*Record excerpts*:
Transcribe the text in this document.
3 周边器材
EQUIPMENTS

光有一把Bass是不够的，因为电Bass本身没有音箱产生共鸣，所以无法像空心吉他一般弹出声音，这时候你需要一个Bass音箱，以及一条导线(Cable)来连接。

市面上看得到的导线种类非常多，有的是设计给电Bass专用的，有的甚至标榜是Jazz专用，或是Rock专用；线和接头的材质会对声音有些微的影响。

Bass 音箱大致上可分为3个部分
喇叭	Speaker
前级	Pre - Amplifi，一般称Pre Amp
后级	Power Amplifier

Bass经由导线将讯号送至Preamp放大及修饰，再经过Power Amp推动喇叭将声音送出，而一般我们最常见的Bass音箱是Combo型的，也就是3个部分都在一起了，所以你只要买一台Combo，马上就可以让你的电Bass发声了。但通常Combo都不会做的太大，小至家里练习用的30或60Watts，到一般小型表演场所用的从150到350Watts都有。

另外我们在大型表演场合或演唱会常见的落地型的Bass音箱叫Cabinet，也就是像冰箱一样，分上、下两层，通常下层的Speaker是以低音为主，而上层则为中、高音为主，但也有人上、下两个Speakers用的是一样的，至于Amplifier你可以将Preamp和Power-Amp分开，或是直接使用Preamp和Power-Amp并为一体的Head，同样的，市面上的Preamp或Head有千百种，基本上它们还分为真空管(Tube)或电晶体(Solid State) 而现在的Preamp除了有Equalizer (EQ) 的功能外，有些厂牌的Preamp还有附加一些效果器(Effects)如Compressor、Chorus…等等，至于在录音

*What to do*:
Using the entries above, please restate each one word for word.

*Solution to this task*:
Transcribe the text in this document.
3 周边器材
EQUIPMENTS

光有一把Bass是不够的，因为电Bass本身没有音箱产生共鸣，所以无法像空心吉他一般弹出声音，这时候你需要一个Bass音箱，以及一条导线(Cable)来连接。

市面上看得到的导线种类非常多，有的是设计给电Bass专用的，有的甚至标榜是Jazz专用，或是Rock专用；线和接头的材质会对声音有些微的影响。

Bass 音箱大致上可分为3个部分
喇叭	Speaker
前级	Pre - Amplifi，一般称Pre Amp
后级	Power Amplifier

Bass经由导线将讯号送至Preamp放大及修饰，再经过Power Amp推动喇叭将声音送出，而一般我们最常见的Bass音箱是Combo型的，也就是3个部分都在一起了，所以你只要买一台Combo，马上就可以让你的电Bass发声了。但通常Combo都不会做的太大，小至家里练习用的30或60Watts，到一般小型表演场所用的从150到350Watts都有。

另外我们在大型表演场合或演唱会常见的落地型的Bass音箱叫Cabinet，也就是像冰箱一样，分上、下两层，通常下层的Speaker是以低音为主，而上层则为中、高音为主，但也有人上、下两个Speakers用的是一样的，至于Amplifier你可以将Preamp和Power-Amp分开，或是直接使用Preamp和Power-Amp并为一体的Head，同样的，市面上的Preamp或Head有千百种，基本上它们还分为真空管(Tube)或电晶体(Solid State) 而现在的Preamp除了有Equalizer (EQ) 的功能外，有些厂牌的Preamp还有附加一些效果器(Effects)如Compressor、Chorus…等等，至于在录音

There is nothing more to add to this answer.